Défis:
#1 Actualisez le passage sur le secteur du réemploi : recopiez la partie qui s'ouvre sur les mots contenant « Le secteur du » et se termine par « ce domaine ? », en mettant « recyclage » à la place de « réemploi ».
#2 D'après le passage sur le secteur du réemploi, les affirmations suivantes sont-elles exactes ? Répondez par oui ou par non, en citant les mots décisifs du passage. (a) La fédération Ressources a été créée en 1999. (b) Ressources compte aujourd'hui plus de membres qu'en 2012. (c) Selon la fédération, le nombre d'opérateurs d'économie sociale dans le secteur a triplé en dix ans.

Passage fourni:

------------------------------

Le secteur du réemploi peut être un lieu propice à l’insertion socioprofessionnelle. Bon nombre d’opérateurs d’économie sociale y sont actifs. Mais quels sont les débouchés pour les personnes formées dans ce domaine ?
On peut parler de mode depuis quelques années. Face aux différentes « crises », qu’elles soient écologiques ou économiques, la récupération et la valorisation d’un certain nombre d’objets ont bonne presse. Une aubaine pour les acteurs présents sur ce créneau bien avant que leur popularité n’augmente. Parmi eux, les opérateurs d’économie sociale tentent de se tailler une part de lion. Preuve de ce dynamisme, une fédération des entreprises d’économie sociale actives « dans la réduction des déchets par la récupération, la réutilisation et la valorisation des ressources » a été créée en 1999. Ressources, c’est son nom, fédérait 67 membres en 2012 – on en serait à 61 aujourd’hui. Plus globalement, le nombre d’opérateurs d’économie sociale dans le secteur aurait doublé en dix ans, d’après la fédération. Qui ne s’y trompe d’ailleurs pas : « La récup’, c’est tendance », annonce-t-elle sur son site web.

------------------------------

Éléments de données
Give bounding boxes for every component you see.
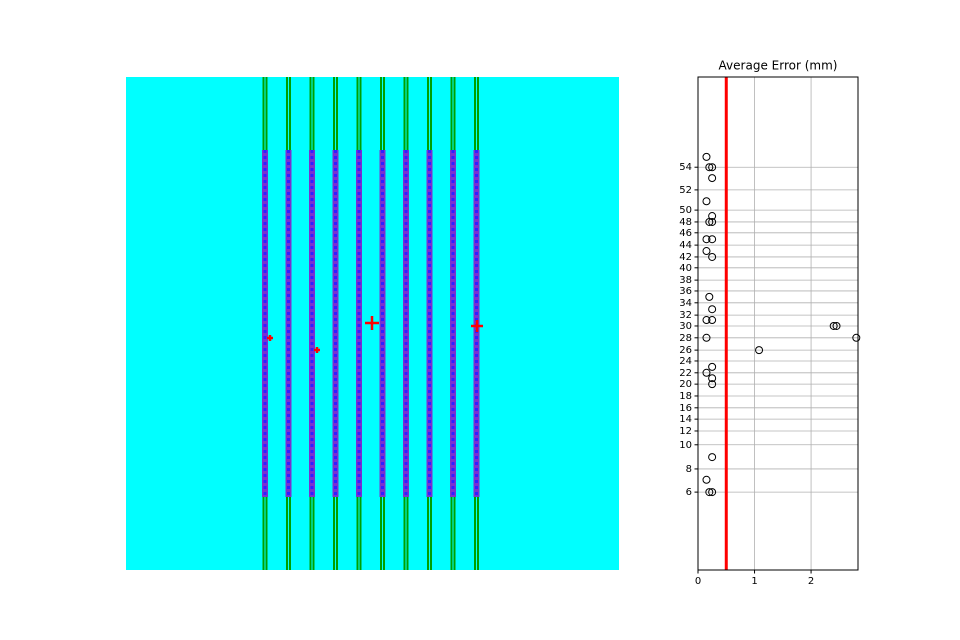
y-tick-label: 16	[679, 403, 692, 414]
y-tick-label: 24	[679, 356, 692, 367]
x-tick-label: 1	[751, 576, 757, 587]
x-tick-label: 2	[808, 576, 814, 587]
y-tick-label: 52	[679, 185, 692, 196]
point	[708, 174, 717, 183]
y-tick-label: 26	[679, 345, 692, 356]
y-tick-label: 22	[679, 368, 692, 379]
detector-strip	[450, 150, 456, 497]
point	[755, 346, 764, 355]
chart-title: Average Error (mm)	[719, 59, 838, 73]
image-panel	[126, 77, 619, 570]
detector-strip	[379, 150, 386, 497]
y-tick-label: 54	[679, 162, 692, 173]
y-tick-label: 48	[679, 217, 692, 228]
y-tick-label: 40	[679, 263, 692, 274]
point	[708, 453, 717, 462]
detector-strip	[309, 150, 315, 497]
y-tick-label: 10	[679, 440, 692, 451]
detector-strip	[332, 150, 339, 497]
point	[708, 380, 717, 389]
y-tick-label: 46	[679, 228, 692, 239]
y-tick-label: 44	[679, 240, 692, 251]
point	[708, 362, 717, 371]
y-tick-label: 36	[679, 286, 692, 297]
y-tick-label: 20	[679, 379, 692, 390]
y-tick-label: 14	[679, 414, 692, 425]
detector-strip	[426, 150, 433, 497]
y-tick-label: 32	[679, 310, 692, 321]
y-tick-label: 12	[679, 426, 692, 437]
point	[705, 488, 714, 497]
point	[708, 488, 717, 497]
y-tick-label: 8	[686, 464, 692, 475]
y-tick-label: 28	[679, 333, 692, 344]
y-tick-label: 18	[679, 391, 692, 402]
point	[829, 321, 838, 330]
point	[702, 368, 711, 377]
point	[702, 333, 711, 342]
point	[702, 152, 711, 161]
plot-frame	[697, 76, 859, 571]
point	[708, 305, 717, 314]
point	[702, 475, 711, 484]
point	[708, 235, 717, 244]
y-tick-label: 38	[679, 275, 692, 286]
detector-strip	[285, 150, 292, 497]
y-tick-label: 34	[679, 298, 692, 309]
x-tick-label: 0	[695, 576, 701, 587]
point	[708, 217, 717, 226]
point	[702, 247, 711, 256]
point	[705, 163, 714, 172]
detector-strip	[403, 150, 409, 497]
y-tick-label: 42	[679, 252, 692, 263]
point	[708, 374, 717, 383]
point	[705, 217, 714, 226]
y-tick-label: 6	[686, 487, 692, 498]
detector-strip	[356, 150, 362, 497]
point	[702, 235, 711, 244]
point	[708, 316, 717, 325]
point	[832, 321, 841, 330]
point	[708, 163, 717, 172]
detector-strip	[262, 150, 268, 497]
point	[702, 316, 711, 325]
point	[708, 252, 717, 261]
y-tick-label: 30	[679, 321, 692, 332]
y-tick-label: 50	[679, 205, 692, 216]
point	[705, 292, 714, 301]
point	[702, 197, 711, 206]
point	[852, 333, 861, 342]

------------------------------

Résultats par tâche:
#1
Le secteur du recyclage peut être un lieu propice à l’insertion socioprofessionnelle. Bon nombre d’opérateurs d’économie sociale y sont actifs. Mais quels sont les débouchés pour les personnes formées dans ce domaine ?

#2
(a) Oui : « a été créée en 1999 ».
(b) Non : « fédérait 67 membres en 2012 – on en serait à 61 aujourd’hui ».
(c) Non : « aurait doublé en dix ans ».